解くべき問題:
(A) 提示文によると、上述の昇降装置で一対の噛合チェーンを相互に噛み合わせて上昇させた際には、どのような力が発生するか。
(B) 提示文の次の一文を英語に訳せ。「上述の昇降装置に用いられる噛合チェーンは、図8に示すように、リンクプレート213のプレート噛合面の反対側に臨む平坦なプレート端面213Sを昇降方向に対して斜めに相互に接触させた状態で昇降駆動されて荷重支持部材などの被駆動体220を昇降駆動する。」

上述の昇降装置に用いられる噛合チェーンは、図8に示すように、リンクプレート213のプレート噛合面の反対側に臨む平坦なプレート端面213Sを昇降方向に対して斜めに相互に接触させた状態で昇降駆動されて荷重支持部材などの被駆動体220を昇降駆動する。
【先行技術文献】
【特許文献】
【0003】
【特許文献1】特開平11−278797号公報(特許請求の範囲、図1)
【発明の概要】
【発明が解決しようとする課題】
【0004】
しかしながら、上述の昇降装置では、図8に示すように、一対の噛合チェーン211、211を相互に噛み合わせて上昇させた際に荷重の水平分力Fを発生させて一対の噛合チェーン211、211を傾かせてしまうとともに一旦発生した傾きに起因して一対の噛合チェーン211、211を一対の噛合チェーン211、211の両側のそれぞれに向かって傾かせて揺動させてしまうため、垂直方向すなわち鉛直方向に沿って真っ直ぐ一対の噛合チェーン211、211を自立させて一定のチェーン長の範囲内で高い位置まで被駆動体220を搬送することを困難にさせてしまい、しかも相互に噛み合うリンクプレート213間に隙間を生じさせて噛合わせ精度を低下させてしまうとともにリンクプレート213に作用する荷重負担を不均一にして一対の噛合チェーン211、211の座屈強度向上を困難にさせてしまうという問題点があった。

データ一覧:
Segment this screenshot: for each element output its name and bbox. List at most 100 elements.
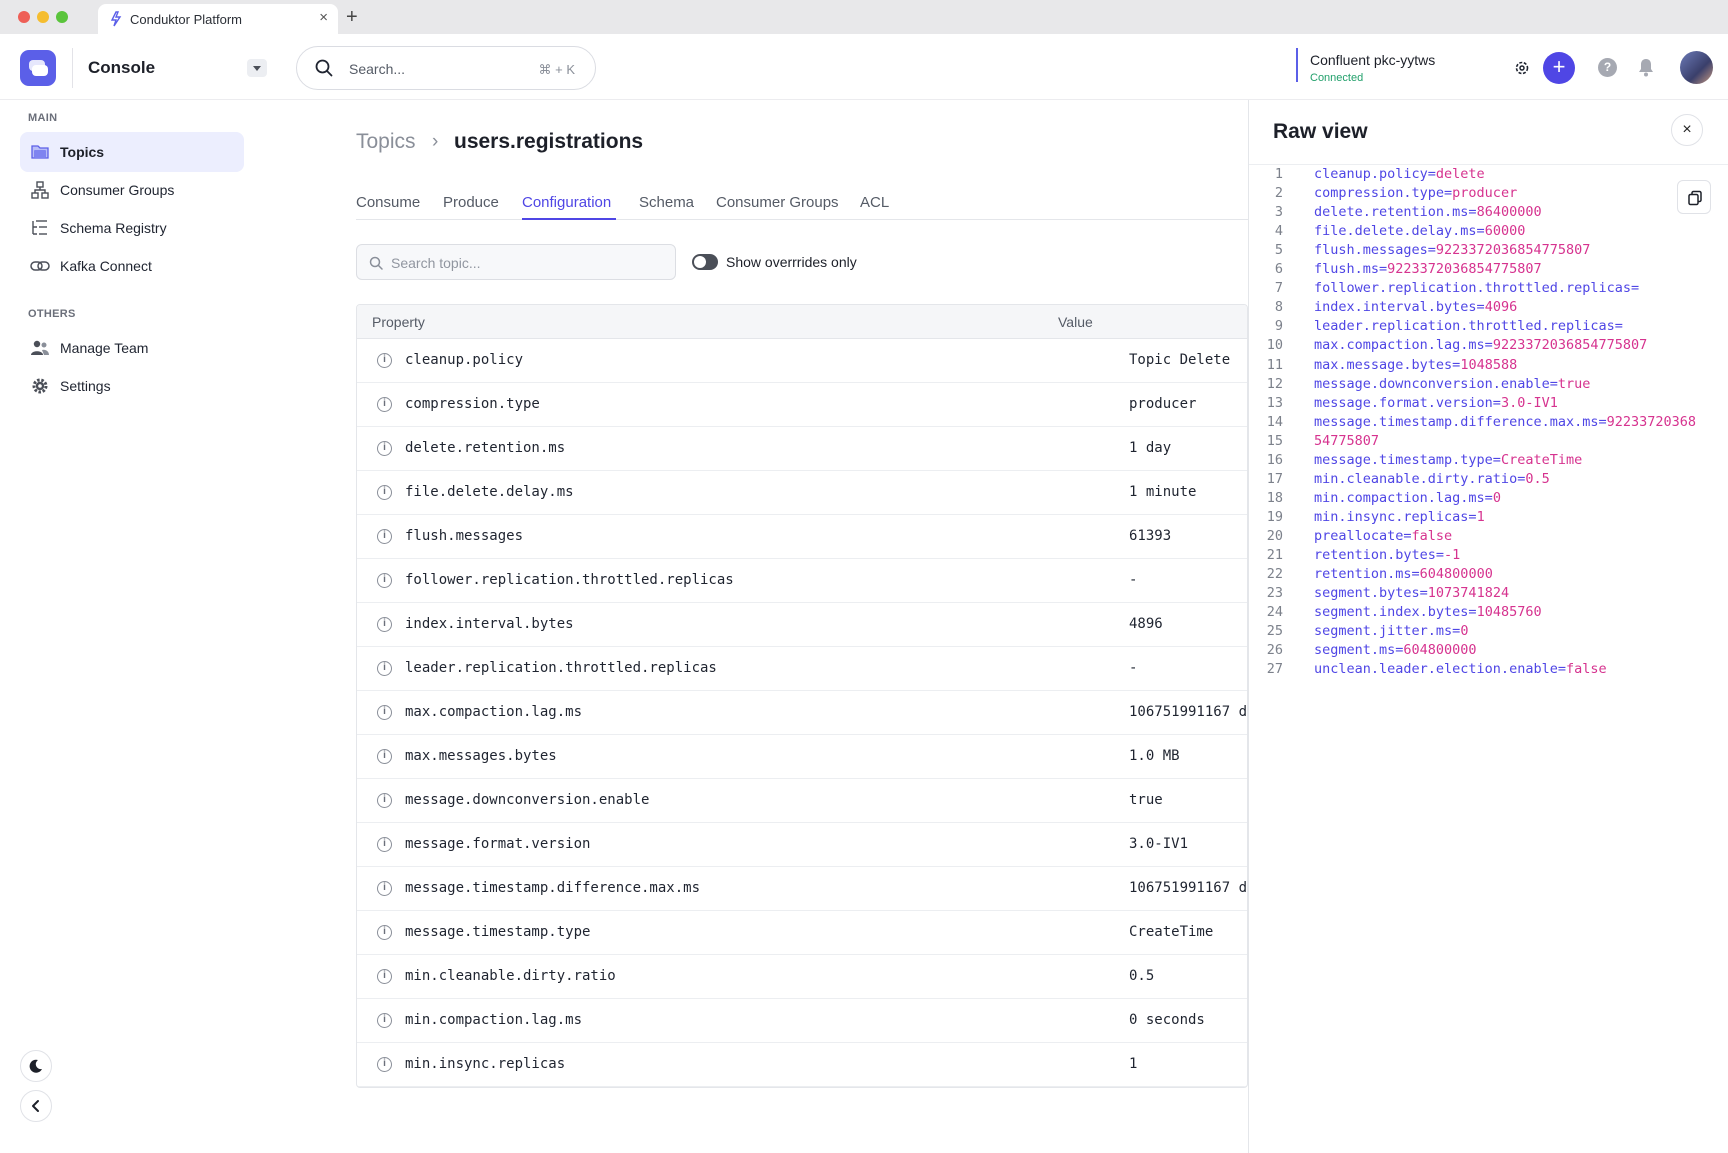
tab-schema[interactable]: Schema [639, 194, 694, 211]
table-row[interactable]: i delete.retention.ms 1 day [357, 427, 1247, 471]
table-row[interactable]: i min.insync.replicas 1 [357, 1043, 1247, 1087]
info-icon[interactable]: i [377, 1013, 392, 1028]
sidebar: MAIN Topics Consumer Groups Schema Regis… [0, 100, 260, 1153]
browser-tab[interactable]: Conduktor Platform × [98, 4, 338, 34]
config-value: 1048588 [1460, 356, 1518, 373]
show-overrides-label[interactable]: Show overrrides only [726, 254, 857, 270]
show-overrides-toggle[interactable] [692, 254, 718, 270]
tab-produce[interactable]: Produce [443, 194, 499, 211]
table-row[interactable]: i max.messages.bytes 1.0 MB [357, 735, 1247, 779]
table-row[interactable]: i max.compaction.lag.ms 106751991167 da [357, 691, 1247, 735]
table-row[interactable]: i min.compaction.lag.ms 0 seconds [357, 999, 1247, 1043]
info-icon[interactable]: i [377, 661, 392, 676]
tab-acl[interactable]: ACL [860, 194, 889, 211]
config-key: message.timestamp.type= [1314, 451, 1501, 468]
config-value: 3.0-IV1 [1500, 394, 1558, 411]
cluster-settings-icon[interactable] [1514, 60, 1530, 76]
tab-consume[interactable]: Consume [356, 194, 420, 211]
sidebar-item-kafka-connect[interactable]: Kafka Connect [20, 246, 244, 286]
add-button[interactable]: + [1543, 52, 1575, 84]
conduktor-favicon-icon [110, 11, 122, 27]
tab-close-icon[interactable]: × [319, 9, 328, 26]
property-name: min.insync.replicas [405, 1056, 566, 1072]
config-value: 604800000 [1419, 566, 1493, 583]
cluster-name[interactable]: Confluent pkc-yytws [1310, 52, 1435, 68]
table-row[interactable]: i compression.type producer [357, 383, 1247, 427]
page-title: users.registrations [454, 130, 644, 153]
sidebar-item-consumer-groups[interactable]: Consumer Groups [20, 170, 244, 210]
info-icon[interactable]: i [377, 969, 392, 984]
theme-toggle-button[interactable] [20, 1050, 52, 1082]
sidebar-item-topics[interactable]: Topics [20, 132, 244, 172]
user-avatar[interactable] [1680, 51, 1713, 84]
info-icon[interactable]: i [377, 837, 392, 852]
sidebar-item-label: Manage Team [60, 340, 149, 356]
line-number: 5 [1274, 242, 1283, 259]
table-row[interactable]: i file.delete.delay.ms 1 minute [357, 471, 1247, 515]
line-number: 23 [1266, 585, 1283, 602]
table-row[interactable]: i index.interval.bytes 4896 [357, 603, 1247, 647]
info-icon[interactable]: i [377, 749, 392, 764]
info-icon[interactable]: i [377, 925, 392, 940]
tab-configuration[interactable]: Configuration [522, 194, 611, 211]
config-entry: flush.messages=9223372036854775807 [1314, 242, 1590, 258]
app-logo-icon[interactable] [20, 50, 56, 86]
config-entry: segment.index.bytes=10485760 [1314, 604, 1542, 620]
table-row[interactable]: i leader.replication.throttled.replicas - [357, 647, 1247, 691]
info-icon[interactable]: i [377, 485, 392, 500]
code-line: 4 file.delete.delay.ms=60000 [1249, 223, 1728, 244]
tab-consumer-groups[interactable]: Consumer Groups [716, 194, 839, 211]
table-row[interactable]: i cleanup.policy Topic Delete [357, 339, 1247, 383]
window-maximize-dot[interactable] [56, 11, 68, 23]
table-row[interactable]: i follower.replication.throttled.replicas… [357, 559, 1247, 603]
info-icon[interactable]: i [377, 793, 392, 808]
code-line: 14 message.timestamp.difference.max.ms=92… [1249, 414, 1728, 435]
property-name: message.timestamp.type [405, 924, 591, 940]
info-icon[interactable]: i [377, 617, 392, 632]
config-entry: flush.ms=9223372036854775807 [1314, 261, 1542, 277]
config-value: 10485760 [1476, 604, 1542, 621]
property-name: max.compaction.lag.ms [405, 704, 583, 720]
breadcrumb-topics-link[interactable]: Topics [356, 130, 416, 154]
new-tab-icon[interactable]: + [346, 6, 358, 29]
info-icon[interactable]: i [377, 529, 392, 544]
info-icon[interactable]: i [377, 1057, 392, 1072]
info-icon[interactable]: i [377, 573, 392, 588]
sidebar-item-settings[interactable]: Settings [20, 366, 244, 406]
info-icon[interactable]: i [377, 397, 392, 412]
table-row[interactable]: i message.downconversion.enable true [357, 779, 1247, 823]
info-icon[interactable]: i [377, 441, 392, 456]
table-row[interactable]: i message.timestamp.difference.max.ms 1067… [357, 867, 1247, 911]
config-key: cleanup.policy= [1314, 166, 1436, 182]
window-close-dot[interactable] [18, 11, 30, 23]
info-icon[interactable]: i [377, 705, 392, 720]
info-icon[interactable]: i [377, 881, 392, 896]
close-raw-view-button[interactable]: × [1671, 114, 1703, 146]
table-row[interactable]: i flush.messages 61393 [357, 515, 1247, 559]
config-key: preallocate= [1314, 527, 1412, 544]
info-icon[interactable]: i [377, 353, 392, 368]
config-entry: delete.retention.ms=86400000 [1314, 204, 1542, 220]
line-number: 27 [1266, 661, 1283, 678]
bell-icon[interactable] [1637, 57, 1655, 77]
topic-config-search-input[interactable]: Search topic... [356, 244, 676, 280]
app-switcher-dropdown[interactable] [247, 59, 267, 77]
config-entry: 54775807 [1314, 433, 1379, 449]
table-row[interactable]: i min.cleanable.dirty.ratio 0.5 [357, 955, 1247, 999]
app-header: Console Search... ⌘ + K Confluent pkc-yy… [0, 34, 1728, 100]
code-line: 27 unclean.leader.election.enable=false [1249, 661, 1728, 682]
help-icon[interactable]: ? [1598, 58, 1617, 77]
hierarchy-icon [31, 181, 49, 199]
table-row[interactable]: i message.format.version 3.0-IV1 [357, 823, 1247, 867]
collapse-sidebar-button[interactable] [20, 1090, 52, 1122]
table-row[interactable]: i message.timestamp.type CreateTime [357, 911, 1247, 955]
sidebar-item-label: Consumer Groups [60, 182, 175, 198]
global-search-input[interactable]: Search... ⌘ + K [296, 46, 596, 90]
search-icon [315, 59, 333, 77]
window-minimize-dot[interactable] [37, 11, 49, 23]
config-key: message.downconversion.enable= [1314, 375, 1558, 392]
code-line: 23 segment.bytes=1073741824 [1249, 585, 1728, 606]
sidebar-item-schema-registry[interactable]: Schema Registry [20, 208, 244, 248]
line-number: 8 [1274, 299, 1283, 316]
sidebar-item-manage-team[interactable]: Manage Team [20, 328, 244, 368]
---
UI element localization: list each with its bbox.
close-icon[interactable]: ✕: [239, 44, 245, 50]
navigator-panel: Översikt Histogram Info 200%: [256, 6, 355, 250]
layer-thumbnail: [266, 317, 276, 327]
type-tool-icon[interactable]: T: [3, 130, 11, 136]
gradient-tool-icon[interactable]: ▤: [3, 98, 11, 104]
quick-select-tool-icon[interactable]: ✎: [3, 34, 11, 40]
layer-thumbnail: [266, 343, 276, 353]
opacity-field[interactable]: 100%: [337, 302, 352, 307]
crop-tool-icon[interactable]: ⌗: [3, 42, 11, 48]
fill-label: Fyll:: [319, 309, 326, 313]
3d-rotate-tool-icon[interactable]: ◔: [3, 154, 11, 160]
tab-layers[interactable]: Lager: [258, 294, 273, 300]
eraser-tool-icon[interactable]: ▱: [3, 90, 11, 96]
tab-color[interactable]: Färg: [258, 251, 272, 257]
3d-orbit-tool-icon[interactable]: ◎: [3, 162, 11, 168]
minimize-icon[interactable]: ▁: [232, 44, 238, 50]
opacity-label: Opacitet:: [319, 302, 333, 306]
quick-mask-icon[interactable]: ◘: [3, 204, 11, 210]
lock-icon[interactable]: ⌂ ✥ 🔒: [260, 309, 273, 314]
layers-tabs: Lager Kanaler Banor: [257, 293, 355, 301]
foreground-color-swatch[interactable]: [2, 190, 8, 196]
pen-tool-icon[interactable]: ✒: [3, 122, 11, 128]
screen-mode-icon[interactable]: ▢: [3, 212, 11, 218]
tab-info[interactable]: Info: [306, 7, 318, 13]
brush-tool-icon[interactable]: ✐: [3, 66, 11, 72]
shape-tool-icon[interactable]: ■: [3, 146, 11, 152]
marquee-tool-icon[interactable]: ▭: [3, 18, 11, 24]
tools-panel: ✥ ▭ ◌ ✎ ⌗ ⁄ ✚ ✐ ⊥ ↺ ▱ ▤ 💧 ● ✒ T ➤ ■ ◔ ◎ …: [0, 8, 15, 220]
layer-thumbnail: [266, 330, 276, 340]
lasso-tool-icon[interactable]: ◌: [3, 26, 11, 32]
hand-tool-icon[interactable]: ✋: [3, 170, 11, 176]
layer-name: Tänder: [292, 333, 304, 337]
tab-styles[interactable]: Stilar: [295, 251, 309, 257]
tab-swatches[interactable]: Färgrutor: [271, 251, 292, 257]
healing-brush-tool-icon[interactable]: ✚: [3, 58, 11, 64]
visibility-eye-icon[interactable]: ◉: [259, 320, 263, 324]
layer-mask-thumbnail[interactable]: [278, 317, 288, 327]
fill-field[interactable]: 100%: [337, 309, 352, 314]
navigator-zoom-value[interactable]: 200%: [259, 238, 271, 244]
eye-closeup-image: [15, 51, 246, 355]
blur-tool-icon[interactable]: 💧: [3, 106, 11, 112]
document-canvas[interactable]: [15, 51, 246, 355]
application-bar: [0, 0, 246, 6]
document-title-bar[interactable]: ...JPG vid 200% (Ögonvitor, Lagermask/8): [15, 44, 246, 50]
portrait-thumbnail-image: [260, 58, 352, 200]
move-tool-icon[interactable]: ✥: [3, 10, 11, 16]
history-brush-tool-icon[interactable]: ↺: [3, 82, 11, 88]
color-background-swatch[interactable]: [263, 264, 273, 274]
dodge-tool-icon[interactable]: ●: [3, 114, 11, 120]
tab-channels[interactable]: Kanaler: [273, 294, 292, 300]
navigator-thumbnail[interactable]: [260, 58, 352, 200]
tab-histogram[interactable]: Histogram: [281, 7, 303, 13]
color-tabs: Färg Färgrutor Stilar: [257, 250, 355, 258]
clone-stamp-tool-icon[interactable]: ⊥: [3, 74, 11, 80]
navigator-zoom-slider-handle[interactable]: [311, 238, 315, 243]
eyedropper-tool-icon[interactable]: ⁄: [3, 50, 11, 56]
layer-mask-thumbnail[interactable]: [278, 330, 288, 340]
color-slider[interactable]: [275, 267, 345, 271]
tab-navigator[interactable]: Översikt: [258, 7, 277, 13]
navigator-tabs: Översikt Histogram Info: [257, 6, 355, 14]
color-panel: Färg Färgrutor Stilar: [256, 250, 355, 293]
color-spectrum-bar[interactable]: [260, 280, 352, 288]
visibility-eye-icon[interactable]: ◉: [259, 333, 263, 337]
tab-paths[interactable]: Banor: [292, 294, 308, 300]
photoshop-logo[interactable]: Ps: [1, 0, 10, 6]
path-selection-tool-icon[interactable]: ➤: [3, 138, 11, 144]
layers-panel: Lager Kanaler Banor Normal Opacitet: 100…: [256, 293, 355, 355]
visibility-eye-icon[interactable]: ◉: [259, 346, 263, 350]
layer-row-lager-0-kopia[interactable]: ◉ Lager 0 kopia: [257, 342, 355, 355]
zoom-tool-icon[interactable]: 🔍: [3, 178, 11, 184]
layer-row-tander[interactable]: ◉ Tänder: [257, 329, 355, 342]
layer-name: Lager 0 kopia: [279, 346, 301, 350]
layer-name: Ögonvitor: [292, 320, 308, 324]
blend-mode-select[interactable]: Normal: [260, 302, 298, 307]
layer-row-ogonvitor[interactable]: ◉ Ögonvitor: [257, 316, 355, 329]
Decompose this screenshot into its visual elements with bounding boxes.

解答:
(A) 荷重の水平分力Fが発生する。

(B) As shown in FIG. 8, the meshing chains used in the lifting device described above are driven up and down with the flat plate end faces 213S, which face the side opposite the plate meshing surfaces of the link plates 213, in contact with each other obliquely with respect to the lifting direction, and thereby raise and lower a driven body 220 such as a load support member.